Request - Each line that follows should be printed again exactly as it stands.
·····
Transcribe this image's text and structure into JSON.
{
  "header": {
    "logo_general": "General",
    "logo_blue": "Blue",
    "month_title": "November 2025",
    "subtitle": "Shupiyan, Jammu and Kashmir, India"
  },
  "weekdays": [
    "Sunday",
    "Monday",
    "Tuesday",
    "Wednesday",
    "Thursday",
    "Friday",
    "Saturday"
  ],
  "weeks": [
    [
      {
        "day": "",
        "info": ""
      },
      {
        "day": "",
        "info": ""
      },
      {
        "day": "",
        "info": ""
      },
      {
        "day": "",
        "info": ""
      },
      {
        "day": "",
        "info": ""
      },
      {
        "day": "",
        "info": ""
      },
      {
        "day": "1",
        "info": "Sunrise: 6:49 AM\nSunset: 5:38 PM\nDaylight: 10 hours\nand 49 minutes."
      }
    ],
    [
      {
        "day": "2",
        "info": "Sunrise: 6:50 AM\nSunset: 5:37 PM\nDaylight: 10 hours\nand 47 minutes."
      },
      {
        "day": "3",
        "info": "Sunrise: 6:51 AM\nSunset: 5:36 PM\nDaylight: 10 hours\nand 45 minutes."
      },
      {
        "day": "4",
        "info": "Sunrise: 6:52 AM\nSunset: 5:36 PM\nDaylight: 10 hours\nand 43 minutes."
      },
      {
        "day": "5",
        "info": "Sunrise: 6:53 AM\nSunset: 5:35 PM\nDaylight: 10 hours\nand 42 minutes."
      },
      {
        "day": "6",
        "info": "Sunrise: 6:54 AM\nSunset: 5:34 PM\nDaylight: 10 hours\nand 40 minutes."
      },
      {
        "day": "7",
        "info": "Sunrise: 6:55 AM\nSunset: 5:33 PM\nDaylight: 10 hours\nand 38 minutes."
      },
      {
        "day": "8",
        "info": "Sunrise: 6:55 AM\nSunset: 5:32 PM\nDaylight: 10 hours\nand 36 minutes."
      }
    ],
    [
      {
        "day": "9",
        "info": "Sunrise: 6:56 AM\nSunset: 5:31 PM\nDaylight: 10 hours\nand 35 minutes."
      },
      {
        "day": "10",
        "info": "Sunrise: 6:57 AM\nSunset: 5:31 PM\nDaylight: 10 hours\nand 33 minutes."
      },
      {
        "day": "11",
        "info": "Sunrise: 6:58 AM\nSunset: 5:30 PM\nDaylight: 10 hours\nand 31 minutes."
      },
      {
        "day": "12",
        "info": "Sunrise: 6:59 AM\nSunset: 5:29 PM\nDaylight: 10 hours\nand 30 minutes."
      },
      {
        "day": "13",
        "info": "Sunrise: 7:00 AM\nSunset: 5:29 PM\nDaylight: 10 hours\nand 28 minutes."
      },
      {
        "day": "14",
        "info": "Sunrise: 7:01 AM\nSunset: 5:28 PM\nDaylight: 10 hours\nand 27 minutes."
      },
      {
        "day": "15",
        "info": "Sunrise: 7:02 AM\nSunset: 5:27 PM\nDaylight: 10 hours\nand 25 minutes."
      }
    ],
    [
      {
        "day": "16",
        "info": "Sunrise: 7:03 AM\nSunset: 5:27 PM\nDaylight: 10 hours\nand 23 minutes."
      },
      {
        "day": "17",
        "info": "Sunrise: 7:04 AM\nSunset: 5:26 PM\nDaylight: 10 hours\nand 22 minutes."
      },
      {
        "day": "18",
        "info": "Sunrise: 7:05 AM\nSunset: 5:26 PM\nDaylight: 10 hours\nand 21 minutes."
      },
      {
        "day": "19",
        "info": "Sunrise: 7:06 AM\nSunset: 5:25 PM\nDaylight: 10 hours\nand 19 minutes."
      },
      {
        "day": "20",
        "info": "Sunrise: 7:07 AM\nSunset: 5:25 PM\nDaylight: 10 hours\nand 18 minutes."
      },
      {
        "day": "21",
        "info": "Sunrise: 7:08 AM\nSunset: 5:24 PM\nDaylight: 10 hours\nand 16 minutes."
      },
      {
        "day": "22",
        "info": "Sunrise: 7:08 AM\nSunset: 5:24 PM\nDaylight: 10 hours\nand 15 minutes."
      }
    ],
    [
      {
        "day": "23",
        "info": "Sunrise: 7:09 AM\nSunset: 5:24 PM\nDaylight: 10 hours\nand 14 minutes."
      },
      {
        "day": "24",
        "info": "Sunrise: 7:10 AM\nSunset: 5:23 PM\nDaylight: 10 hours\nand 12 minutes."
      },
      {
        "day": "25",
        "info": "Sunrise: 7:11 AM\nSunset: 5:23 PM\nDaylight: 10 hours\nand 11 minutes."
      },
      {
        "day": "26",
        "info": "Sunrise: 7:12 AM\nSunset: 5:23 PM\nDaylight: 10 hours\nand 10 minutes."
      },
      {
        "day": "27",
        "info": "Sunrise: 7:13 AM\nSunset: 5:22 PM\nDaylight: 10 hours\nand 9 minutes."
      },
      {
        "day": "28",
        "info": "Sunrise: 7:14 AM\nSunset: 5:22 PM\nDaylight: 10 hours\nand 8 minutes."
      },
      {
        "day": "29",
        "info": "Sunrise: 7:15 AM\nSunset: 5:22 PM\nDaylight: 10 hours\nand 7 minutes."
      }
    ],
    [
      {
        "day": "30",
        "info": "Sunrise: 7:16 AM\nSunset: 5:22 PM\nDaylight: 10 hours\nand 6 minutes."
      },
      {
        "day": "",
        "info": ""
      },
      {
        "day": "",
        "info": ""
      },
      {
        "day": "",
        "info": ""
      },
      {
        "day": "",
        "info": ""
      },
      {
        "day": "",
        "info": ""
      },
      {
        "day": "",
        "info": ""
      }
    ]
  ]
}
·····
Answer -
Transcribe this image's text and structure into JSON.
{
  "header": {
    "logo_general": "General",
    "logo_blue": "Blue",
    "month_title": "November 2025",
    "subtitle": "Shupiyan, Jammu and Kashmir, India"
  },
  "weekdays": [
    "Sunday",
    "Monday",
    "Tuesday",
    "Wednesday",
    "Thursday",
    "Friday",
    "Saturday"
  ],
  "weeks": [
    [
      {
        "day": "",
        "info": ""
      },
      {
        "day": "",
        "info": ""
      },
      {
        "day": "",
        "info": ""
      },
      {
        "day": "",
        "info": ""
      },
      {
        "day": "",
        "info": ""
      },
      {
        "day": "",
        "info": ""
      },
      {
        "day": "1",
        "info": "Sunrise: 6:49 AM\nSunset: 5:38 PM\nDaylight: 10 hours\nand 49 minutes."
      }
    ],
    [
      {
        "day": "2",
        "info": "Sunrise: 6:50 AM\nSunset: 5:37 PM\nDaylight: 10 hours\nand 47 minutes."
      },
      {
        "day": "3",
        "info": "Sunrise: 6:51 AM\nSunset: 5:36 PM\nDaylight: 10 hours\nand 45 minutes."
      },
      {
        "day": "4",
        "info": "Sunrise: 6:52 AM\nSunset: 5:36 PM\nDaylight: 10 hours\nand 43 minutes."
      },
      {
        "day": "5",
        "info": "Sunrise: 6:53 AM\nSunset: 5:35 PM\nDaylight: 10 hours\nand 42 minutes."
      },
      {
        "day": "6",
        "info": "Sunrise: 6:54 AM\nSunset: 5:34 PM\nDaylight: 10 hours\nand 40 minutes."
      },
      {
        "day": "7",
        "info": "Sunrise: 6:55 AM\nSunset: 5:33 PM\nDaylight: 10 hours\nand 38 minutes."
      },
      {
        "day": "8",
        "info": "Sunrise: 6:55 AM\nSunset: 5:32 PM\nDaylight: 10 hours\nand 36 minutes."
      }
    ],
    [
      {
        "day": "9",
        "info": "Sunrise: 6:56 AM\nSunset: 5:31 PM\nDaylight: 10 hours\nand 35 minutes."
      },
      {
        "day": "10",
        "info": "Sunrise: 6:57 AM\nSunset: 5:31 PM\nDaylight: 10 hours\nand 33 minutes."
      },
      {
        "day": "11",
        "info": "Sunrise: 6:58 AM\nSunset: 5:30 PM\nDaylight: 10 hours\nand 31 minutes."
      },
      {
        "day": "12",
        "info": "Sunrise: 6:59 AM\nSunset: 5:29 PM\nDaylight: 10 hours\nand 30 minutes."
      },
      {
        "day": "13",
        "info": "Sunrise: 7:00 AM\nSunset: 5:29 PM\nDaylight: 10 hours\nand 28 minutes."
      },
      {
        "day": "14",
        "info": "Sunrise: 7:01 AM\nSunset: 5:28 PM\nDaylight: 10 hours\nand 27 minutes."
      },
      {
        "day": "15",
        "info": "Sunrise: 7:02 AM\nSunset: 5:27 PM\nDaylight: 10 hours\nand 25 minutes."
      }
    ],
    [
      {
        "day": "16",
        "info": "Sunrise: 7:03 AM\nSunset: 5:27 PM\nDaylight: 10 hours\nand 23 minutes."
      },
      {
        "day": "17",
        "info": "Sunrise: 7:04 AM\nSunset: 5:26 PM\nDaylight: 10 hours\nand 22 minutes."
      },
      {
        "day": "18",
        "info": "Sunrise: 7:05 AM\nSunset: 5:26 PM\nDaylight: 10 hours\nand 21 minutes."
      },
      {
        "day": "19",
        "info": "Sunrise: 7:06 AM\nSunset: 5:25 PM\nDaylight: 10 hours\nand 19 minutes."
      },
      {
        "day": "20",
        "info": "Sunrise: 7:07 AM\nSunset: 5:25 PM\nDaylight: 10 hours\nand 18 minutes."
      },
      {
        "day": "21",
        "info": "Sunrise: 7:08 AM\nSunset: 5:24 PM\nDaylight: 10 hours\nand 16 minutes."
      },
      {
        "day": "22",
        "info": "Sunrise: 7:08 AM\nSunset: 5:24 PM\nDaylight: 10 hours\nand 15 minutes."
      }
    ],
    [
      {
        "day": "23",
        "info": "Sunrise: 7:09 AM\nSunset: 5:24 PM\nDaylight: 10 hours\nand 14 minutes."
      },
      {
        "day": "24",
        "info": "Sunrise: 7:10 AM\nSunset: 5:23 PM\nDaylight: 10 hours\nand 12 minutes."
      },
      {
        "day": "25",
        "info": "Sunrise: 7:11 AM\nSunset: 5:23 PM\nDaylight: 10 hours\nand 11 minutes."
      },
      {
        "day": "26",
        "info": "Sunrise: 7:12 AM\nSunset: 5:23 PM\nDaylight: 10 hours\nand 10 minutes."
      },
      {
        "day": "27",
        "info": "Sunrise: 7:13 AM\nSunset: 5:22 PM\nDaylight: 10 hours\nand 9 minutes."
      },
      {
        "day": "28",
        "info": "Sunrise: 7:14 AM\nSunset: 5:22 PM\nDaylight: 10 hours\nand 8 minutes."
      },
      {
        "day": "29",
        "info": "Sunrise: 7:15 AM\nSunset: 5:22 PM\nDaylight: 10 hours\nand 7 minutes."
      }
    ],
    [
      {
        "day": "30",
        "info": "Sunrise: 7:16 AM\nSunset: 5:22 PM\nDaylight: 10 hours\nand 6 minutes."
      },
      {
        "day": "",
        "info": ""
      },
      {
        "day": "",
        "info": ""
      },
      {
        "day": "",
        "info": ""
      },
      {
        "day": "",
        "info": ""
      },
      {
        "day": "",
        "info": ""
      },
      {
        "day": "",
        "info": ""
      }
    ]
  ]
}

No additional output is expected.